[BEGIN Supplied material]
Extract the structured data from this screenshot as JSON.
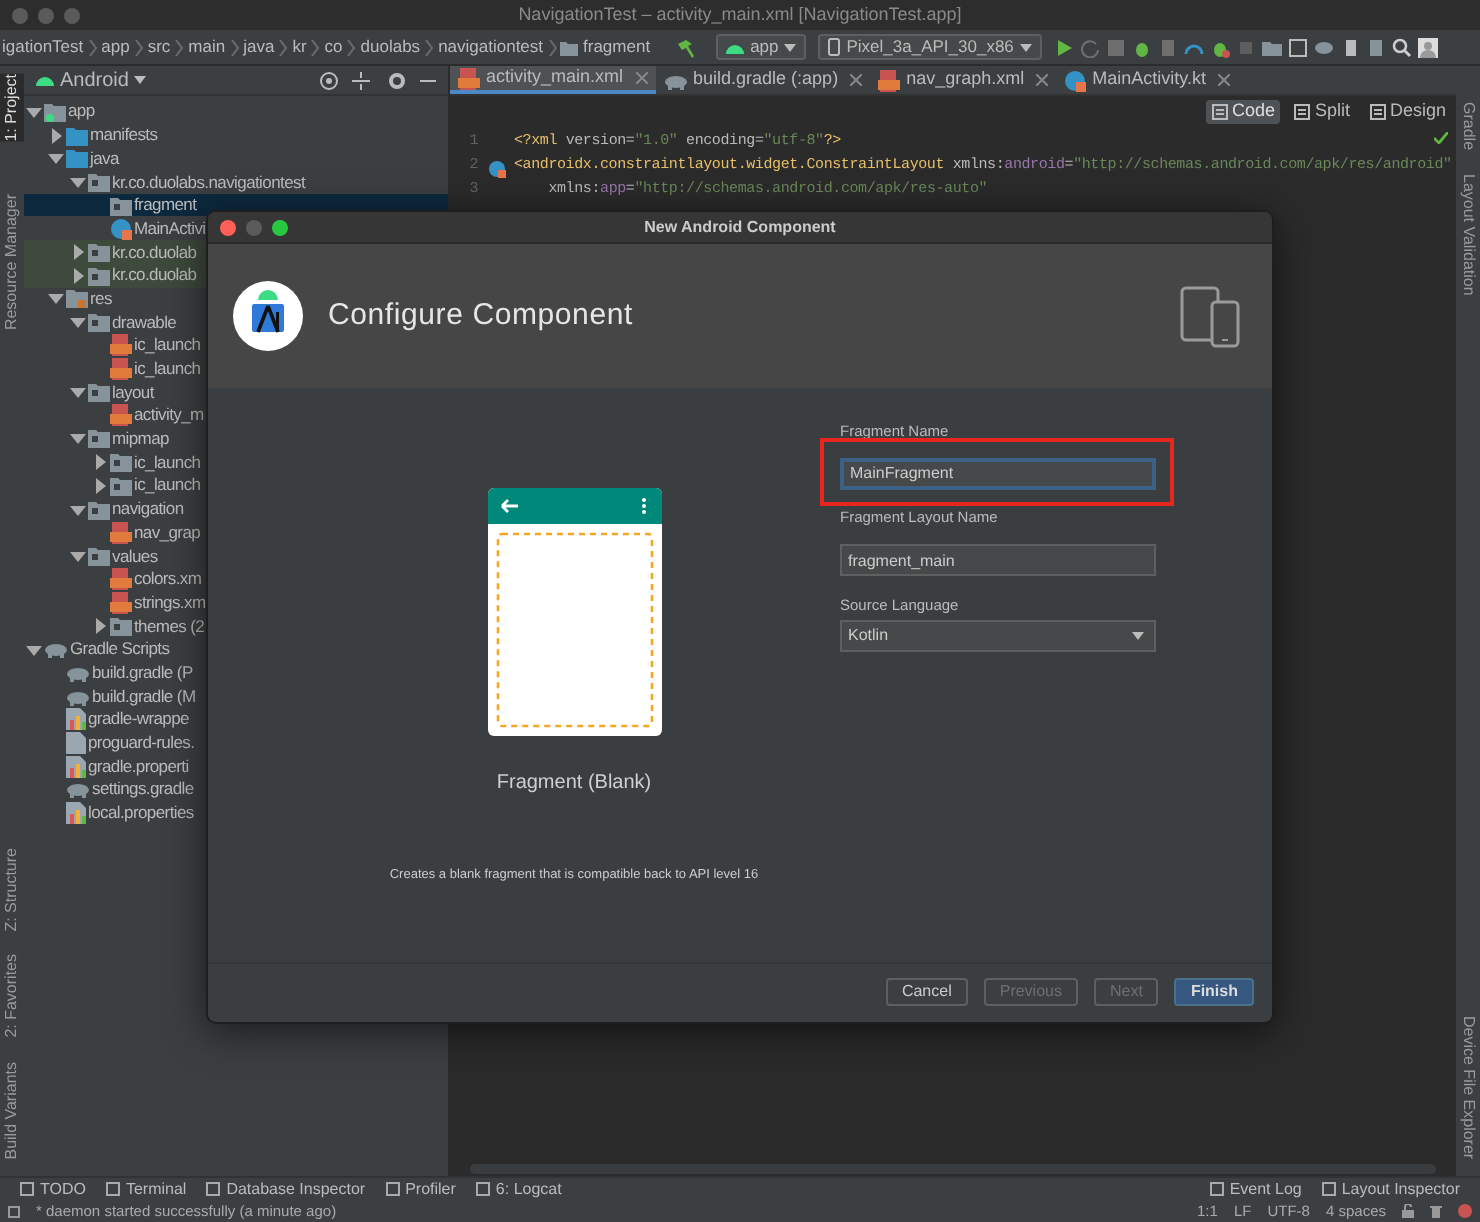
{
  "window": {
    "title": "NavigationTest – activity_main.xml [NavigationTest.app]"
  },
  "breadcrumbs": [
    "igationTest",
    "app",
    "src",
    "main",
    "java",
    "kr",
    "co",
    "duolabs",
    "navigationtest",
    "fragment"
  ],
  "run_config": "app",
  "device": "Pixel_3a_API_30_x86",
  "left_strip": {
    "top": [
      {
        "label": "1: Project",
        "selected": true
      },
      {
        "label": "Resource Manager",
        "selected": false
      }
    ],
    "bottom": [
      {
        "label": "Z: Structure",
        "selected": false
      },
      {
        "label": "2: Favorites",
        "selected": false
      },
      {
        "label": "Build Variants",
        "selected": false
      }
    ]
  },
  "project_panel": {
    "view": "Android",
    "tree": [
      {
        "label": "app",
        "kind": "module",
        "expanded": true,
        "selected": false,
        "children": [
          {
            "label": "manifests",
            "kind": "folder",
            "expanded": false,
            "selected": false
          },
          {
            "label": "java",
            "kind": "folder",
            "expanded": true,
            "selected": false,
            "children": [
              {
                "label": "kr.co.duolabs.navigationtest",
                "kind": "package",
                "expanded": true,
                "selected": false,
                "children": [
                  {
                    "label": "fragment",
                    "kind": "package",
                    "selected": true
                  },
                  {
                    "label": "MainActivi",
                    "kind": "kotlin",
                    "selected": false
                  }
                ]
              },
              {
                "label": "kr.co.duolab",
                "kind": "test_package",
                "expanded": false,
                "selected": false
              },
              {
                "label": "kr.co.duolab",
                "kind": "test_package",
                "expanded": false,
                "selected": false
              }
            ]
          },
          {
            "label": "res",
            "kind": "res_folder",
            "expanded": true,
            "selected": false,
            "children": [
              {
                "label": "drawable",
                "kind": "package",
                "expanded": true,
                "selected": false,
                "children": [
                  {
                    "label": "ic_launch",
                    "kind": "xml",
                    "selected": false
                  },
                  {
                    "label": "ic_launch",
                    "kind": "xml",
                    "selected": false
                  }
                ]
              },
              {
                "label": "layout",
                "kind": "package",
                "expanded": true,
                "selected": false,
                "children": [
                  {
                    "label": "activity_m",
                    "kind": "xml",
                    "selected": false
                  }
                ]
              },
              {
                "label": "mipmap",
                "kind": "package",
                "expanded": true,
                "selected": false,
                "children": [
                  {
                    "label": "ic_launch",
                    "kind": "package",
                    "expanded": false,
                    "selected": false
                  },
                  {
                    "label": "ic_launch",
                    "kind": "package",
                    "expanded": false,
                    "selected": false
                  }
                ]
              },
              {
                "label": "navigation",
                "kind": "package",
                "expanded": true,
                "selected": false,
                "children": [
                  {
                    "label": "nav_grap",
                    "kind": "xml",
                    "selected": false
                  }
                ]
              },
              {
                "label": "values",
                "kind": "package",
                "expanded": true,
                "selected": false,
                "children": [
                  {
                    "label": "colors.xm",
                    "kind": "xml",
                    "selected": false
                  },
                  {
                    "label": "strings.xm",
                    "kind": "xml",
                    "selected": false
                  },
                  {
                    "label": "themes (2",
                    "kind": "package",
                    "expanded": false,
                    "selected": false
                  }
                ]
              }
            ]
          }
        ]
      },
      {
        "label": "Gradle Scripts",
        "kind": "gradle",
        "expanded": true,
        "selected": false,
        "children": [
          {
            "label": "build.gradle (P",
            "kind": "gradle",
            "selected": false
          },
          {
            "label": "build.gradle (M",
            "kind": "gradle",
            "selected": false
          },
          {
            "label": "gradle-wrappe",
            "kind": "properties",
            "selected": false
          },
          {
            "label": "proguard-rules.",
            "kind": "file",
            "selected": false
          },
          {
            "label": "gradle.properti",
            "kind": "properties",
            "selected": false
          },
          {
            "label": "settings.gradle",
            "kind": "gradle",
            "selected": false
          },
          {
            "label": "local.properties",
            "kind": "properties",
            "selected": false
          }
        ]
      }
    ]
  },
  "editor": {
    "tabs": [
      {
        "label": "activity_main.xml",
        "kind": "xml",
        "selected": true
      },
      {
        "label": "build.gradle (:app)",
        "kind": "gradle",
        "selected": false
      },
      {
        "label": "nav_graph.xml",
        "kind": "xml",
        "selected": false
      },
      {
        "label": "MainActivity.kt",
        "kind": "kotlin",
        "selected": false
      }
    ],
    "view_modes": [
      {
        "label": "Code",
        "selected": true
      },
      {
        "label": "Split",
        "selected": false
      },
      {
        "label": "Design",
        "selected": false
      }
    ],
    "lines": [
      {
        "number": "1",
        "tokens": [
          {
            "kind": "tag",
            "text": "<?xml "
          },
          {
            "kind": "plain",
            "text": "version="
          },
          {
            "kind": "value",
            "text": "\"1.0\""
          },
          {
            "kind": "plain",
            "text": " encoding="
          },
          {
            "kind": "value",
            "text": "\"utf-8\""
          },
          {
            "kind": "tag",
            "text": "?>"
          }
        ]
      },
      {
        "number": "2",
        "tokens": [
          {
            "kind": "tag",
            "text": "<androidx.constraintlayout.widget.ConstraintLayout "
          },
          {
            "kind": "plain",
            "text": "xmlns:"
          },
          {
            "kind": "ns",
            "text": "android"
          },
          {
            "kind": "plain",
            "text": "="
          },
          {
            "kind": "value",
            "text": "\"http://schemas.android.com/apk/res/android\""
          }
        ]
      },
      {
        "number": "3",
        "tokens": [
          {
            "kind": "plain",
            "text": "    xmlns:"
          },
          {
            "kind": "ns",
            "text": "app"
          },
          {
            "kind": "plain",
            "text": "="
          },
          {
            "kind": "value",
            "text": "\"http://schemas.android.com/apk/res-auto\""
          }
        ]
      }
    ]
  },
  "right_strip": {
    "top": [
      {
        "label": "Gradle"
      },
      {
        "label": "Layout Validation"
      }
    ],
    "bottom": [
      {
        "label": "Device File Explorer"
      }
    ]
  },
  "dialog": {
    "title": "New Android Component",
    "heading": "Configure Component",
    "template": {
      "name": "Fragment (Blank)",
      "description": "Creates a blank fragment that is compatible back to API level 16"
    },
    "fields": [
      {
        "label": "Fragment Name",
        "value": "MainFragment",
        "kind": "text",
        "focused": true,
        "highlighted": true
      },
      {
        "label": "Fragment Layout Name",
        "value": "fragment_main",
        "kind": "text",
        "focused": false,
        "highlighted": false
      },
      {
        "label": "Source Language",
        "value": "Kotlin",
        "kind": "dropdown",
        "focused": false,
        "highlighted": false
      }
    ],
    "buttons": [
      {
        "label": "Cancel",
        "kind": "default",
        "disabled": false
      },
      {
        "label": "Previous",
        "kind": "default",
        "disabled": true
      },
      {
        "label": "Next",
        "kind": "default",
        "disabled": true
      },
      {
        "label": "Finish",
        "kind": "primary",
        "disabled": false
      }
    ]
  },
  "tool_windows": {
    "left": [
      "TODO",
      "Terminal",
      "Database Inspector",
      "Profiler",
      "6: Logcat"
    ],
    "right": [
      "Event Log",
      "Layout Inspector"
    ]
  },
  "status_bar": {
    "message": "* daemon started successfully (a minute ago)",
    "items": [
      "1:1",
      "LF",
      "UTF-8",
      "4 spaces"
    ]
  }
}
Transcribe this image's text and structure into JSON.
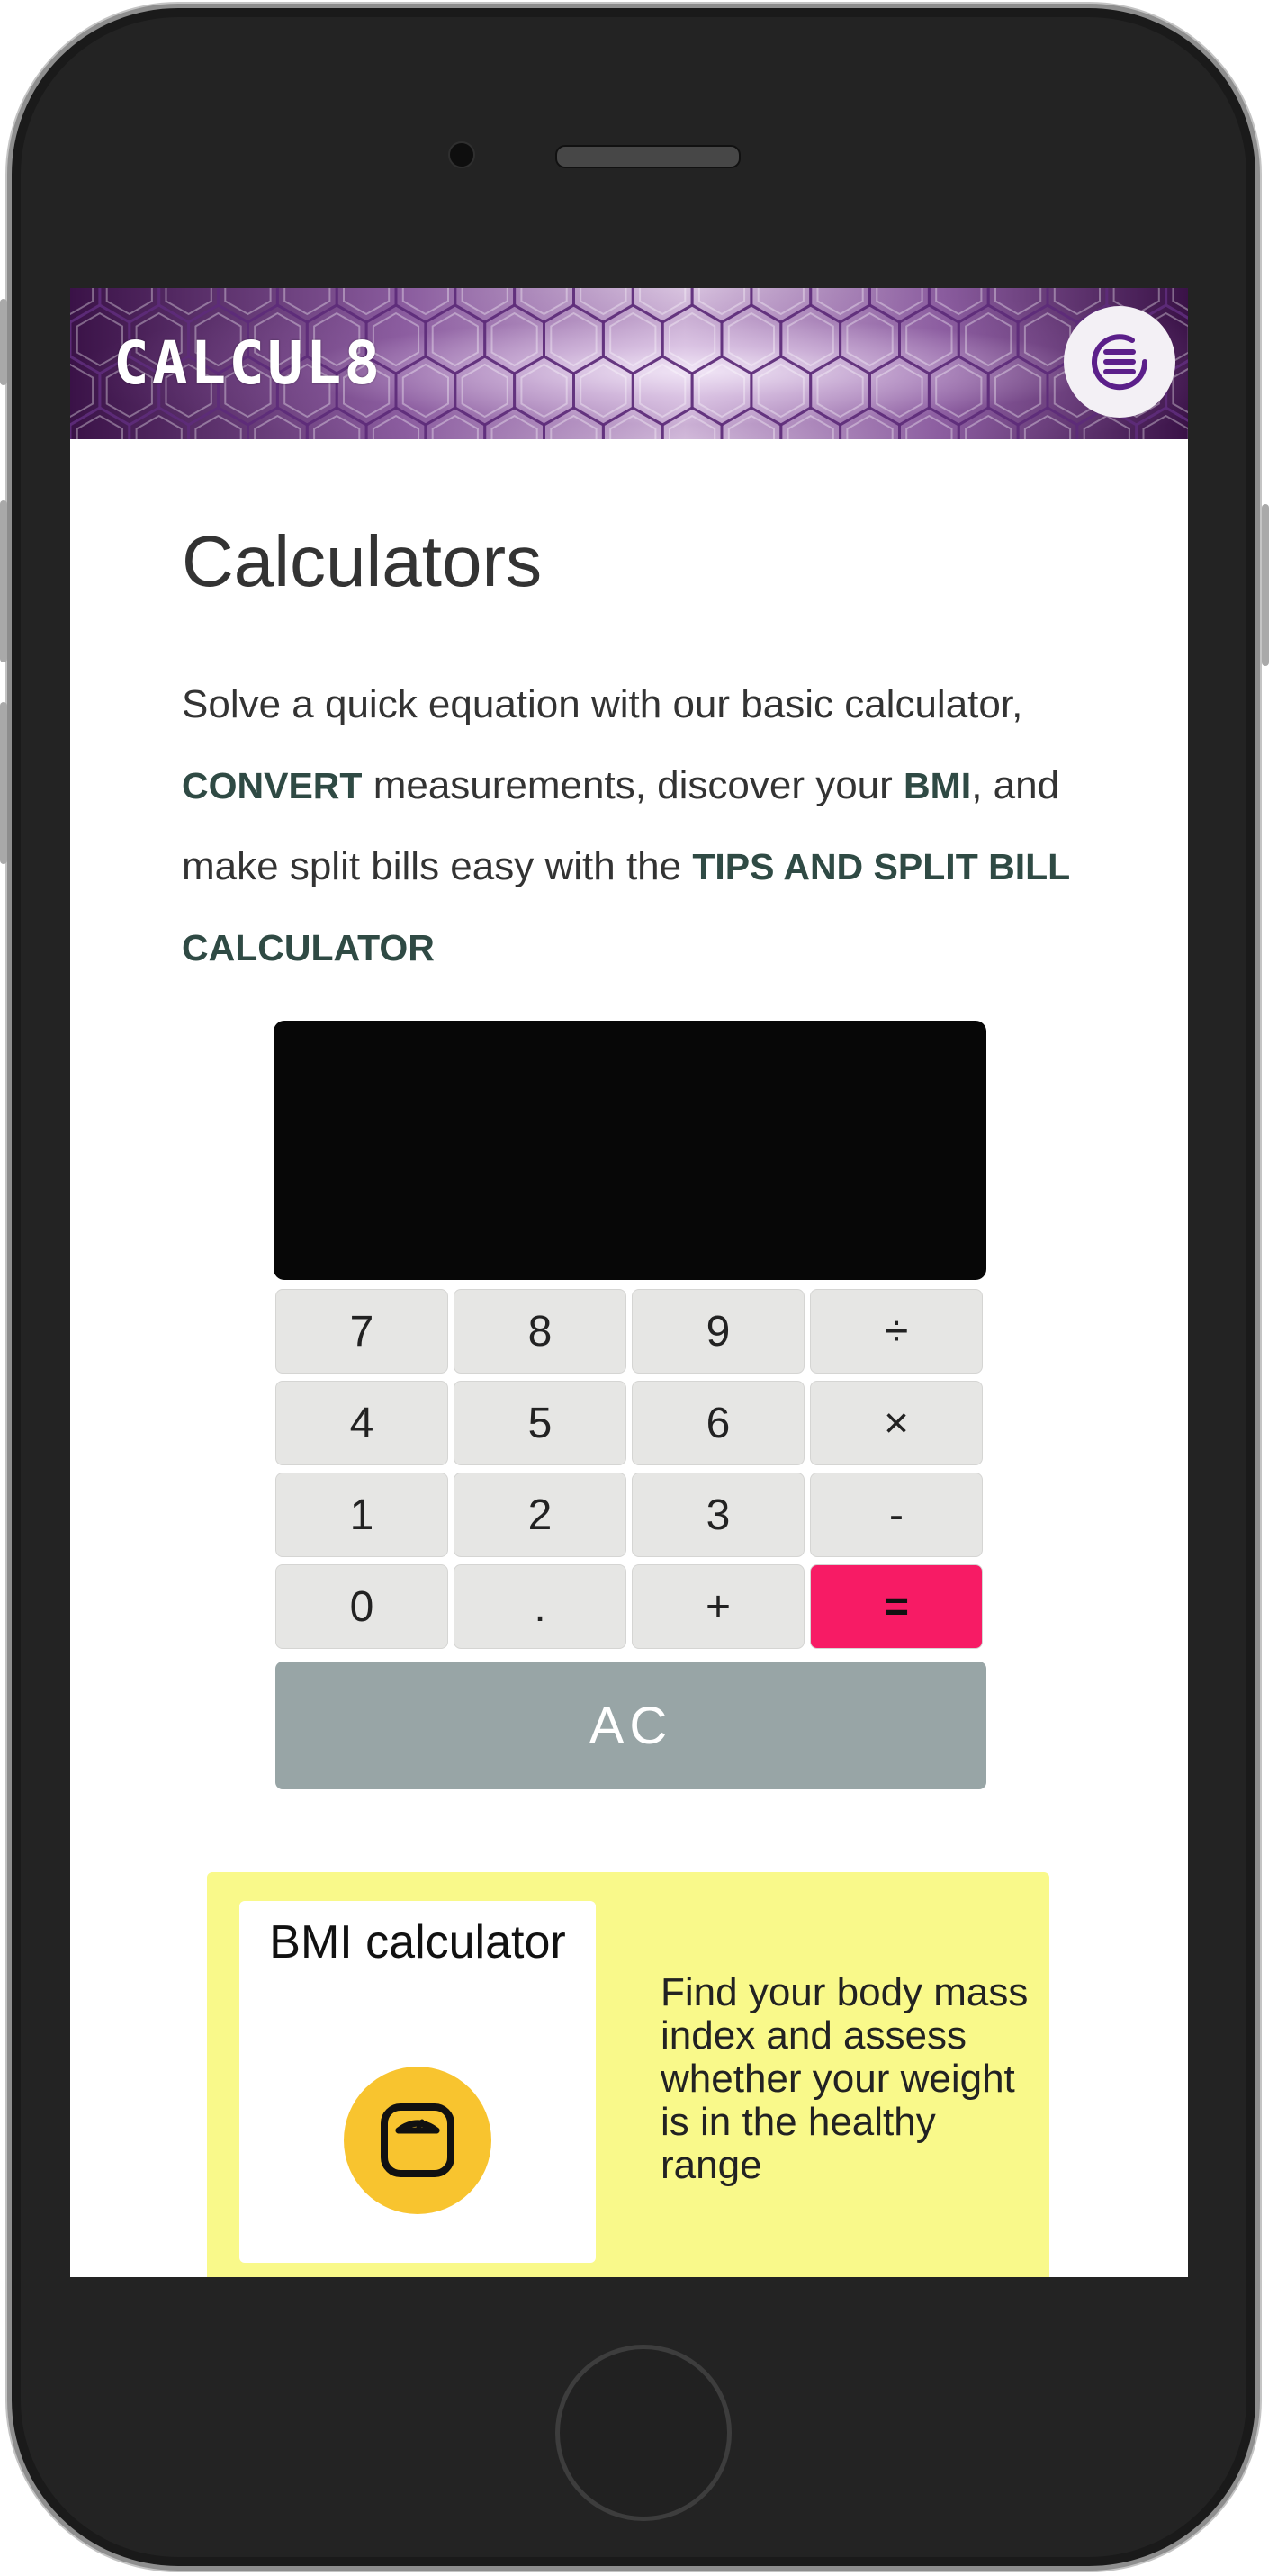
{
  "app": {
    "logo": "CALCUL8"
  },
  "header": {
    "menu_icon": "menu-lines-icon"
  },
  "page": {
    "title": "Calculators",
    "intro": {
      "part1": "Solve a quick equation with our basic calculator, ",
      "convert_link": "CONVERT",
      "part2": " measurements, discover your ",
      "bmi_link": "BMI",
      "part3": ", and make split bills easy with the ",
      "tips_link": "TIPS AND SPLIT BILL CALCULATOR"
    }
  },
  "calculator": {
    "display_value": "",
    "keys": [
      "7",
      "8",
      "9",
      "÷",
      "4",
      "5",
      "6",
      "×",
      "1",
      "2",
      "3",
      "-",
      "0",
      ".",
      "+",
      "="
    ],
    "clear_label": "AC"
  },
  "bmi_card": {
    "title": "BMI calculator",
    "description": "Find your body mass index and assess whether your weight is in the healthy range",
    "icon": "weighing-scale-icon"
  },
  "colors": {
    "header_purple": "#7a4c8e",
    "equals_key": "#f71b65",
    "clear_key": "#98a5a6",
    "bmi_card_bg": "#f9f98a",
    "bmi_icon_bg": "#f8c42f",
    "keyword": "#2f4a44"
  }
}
[END Supplied material]
Task brief
Find each line holding the string "http" and copy it out.

Complete response
            "text": "\"http://schemas.android.com/apk/res/android\""
            "text": "\"http://schemas.android.com/apk/res-auto\""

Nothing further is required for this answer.